Bei einem Angriff auf das kurdische Kulturzentrum „Centre Culturel De Kurde Paris Ahmet Kaya“ in Paris sind am Freitag drei Menschen durch Schüsse getötet worden, weitere wurden teils schwer verletzt. Der europaweite Dachverband kurdischer Vereine KCDK-E hat sich erschüttert über den Anschlag geäußert. „Schockiert und fassungslos schauen wir auf die Tatsache, dass Menschen, die vor der Unterdrückung und dem Krieg des türkischen Staates aus ihrer Heimat flüchteten, sich im Exil ein neues Leben und Strukturen für ihre kulturelle Organisierung aufbauten, auch in Europa nicht sicher sind“, teilte der KCDK-E in einer Mitteilung mit. „Unabhängig davon, wer der Angreifer ist und wo der Anschlag koordiniert wurde, muss der französische Staat seiner Verantwortung gerecht werden. Dass es sich hierbei um ein weiteres, aus antikurdischer Motivation heraus vom türkischen Staat organisiertes Attentat handeln könnte, ist nicht auszuschließen.“
Ein Massaker
Die gesamte Weltöffentlichkeit sollte wissen, dass dieses „Massaker“ nicht unabhängig von der internationalen Kriminalisierung des kurdischen Willens nach Demokratie und Selbstbestimmung sei, so der KCDK-E. Kurdinnen und Kurden würden überall mit einem „Terror-Stigma“ versehen und auf Betreiben des Regimes in Ankara zur Zielscheibe gemacht. „Der türkische Staat betreibt eine Vernichtungspolitik gegenüber der kurdischen Gesellschaft und verübt Kriegsverbrechen. Die internationale Gemeinschaft schweigt angesichts der staatsterroristischen Praxis an unserem Volk und bestärkt den türkischen Aggressor in seinem verbrecherischen Tun. Diese Ignoranz hat dazu geführt, dass der totale Krieg des türkischen Staates gegen unser Volk, der durch dessen Armee, Polizei und Verbrecherbanden wie dem IS geführt wird, auf die internationale Bühne gebracht worden ist.“
Täter wegen Säbelangriff auf Geflüchtete bekannt
Bei dem Angriff in der Rue d'Enghien, einer kleinen Straße mit vielen Restaurants, waren am Freitag neben dem kurdischen Kulturzentrum auch Schüsse auf ein kurdisches Restaurant sowie einen Friseursalon direkt gegenüber abgegeben worden. Bei dem Tatverdächtigen handelt es sich nach Angaben der französischen Justiz um den 69-jährigen Franzosen William M., gegen den wegen vorsätzlicher Tötung und schwerer Gewalt ermittelt werde. Er sei der Polizei aufgrund zweier früherer Mordversuche bekannt, einer der Betroffenen sei Kurde. Nach dem heutigen Anschlag wurde der Mann von Mitarbeitern des Friseursalons überwältigt. Dies gelang offenbar nur, weil die Waffe des Täters klemmte, wie auf einem Überwachungsvideo des Friseursalons zu sehen ist. Französische Zeitungen schrieben, dass M. im vergangenen Jahr mit einem Säbel eine Gruppe Geflüchtete in der französischen Hauptstadt attackiert und dort mehrere Menschen verletzt habe. Erst Mitte Dezember sei er aus dem Gefängnis gekommen und habe sich unter Justizaufsicht befunden.

*Eingabedaten*:
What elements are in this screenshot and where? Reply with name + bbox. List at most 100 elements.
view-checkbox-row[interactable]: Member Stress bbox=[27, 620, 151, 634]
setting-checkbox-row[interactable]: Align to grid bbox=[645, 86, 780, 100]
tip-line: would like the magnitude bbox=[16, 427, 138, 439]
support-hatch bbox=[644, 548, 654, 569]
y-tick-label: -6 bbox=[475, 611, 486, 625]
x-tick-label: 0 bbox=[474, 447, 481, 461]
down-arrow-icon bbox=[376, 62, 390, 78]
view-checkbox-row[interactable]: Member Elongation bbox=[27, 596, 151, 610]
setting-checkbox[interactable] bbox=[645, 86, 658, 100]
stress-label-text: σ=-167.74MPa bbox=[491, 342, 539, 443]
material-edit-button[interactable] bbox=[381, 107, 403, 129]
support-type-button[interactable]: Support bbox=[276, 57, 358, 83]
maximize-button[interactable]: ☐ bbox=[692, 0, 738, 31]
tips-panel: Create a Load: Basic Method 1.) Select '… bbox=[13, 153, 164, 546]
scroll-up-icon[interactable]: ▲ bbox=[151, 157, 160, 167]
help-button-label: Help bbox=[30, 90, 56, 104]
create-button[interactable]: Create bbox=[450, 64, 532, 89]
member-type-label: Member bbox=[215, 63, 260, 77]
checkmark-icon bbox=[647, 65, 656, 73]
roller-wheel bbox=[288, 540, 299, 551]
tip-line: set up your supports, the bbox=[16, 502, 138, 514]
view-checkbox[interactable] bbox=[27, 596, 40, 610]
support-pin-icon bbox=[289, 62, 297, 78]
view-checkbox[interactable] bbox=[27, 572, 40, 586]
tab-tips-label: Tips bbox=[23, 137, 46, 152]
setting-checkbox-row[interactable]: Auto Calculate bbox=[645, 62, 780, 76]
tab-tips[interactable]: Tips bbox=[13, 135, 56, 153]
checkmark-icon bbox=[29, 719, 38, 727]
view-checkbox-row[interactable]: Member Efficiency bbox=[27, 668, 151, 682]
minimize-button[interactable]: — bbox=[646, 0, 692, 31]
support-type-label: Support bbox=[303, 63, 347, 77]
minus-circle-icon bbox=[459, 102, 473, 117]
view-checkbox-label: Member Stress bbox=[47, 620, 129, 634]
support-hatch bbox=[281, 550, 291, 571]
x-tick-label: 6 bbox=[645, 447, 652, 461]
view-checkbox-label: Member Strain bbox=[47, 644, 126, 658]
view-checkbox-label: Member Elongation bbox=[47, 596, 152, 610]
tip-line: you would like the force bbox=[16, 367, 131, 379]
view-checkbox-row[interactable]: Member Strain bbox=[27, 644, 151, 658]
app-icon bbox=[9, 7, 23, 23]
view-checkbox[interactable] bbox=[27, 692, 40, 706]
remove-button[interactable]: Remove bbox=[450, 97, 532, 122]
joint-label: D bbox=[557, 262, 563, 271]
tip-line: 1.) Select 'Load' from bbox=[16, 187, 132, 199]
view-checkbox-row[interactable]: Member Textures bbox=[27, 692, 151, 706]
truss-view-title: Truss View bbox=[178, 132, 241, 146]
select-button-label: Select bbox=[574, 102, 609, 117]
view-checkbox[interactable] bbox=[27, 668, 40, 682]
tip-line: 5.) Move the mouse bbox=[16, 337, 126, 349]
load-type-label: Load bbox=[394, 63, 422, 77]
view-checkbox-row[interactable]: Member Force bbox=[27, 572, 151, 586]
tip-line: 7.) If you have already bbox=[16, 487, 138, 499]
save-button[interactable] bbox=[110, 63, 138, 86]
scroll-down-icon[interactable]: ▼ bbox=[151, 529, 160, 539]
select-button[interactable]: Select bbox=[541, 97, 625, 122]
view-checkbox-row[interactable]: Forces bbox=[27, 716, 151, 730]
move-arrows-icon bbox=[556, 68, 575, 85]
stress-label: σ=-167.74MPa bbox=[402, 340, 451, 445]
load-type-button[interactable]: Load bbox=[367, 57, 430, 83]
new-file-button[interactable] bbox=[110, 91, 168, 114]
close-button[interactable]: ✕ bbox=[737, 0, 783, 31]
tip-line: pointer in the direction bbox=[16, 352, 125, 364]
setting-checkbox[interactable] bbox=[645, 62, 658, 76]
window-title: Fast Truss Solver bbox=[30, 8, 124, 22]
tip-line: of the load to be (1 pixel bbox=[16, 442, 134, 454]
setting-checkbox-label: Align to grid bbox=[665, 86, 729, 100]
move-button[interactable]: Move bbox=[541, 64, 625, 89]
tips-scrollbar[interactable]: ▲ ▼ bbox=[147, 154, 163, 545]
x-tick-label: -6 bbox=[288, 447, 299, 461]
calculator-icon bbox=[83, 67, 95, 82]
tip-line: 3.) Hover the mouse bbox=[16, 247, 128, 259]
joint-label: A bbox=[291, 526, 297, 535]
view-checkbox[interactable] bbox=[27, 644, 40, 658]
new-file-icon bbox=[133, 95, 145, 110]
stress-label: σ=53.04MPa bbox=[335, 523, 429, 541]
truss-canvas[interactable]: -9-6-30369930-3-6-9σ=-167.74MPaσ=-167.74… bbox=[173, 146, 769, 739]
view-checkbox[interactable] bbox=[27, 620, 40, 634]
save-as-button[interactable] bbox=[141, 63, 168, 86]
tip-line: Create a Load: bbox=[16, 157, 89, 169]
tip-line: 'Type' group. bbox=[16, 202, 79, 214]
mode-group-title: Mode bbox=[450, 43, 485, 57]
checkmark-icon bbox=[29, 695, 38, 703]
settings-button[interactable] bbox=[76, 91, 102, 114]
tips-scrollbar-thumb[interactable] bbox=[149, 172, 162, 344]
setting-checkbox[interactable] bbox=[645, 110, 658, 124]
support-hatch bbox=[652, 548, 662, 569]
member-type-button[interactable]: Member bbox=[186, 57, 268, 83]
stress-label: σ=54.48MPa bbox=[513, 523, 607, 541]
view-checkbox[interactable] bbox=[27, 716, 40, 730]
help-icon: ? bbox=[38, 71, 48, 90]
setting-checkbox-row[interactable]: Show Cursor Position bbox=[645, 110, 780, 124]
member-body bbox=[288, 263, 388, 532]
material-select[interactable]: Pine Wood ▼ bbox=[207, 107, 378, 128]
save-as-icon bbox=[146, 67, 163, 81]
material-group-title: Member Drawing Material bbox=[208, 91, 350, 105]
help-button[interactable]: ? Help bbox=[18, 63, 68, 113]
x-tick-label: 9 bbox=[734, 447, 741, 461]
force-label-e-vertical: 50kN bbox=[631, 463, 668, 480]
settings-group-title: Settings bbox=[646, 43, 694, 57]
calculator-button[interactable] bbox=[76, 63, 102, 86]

*Erforderliche Schritte*:
[A] In welcher Straße in Paris fand der im Artikel beschriebene Angriff statt?
[B] Gib die Datensätze vom Anfang bis einschließlich der Zeile mit „support-hatch bbox=[644, 548, 654, 569]“ unverändert wieder.

*Ausgearbeitete Lösungen*:
[A] In der Rue d'Enghien.

[B]
What elements are in this screenshot and where? Reply with name + bbox. List at most 100 elements.
view-checkbox-row[interactable]: Member Stress bbox=[27, 620, 151, 634]
setting-checkbox-row[interactable]: Align to grid bbox=[645, 86, 780, 100]
tip-line: would like the magnitude bbox=[16, 427, 138, 439]
support-hatch bbox=[644, 548, 654, 569]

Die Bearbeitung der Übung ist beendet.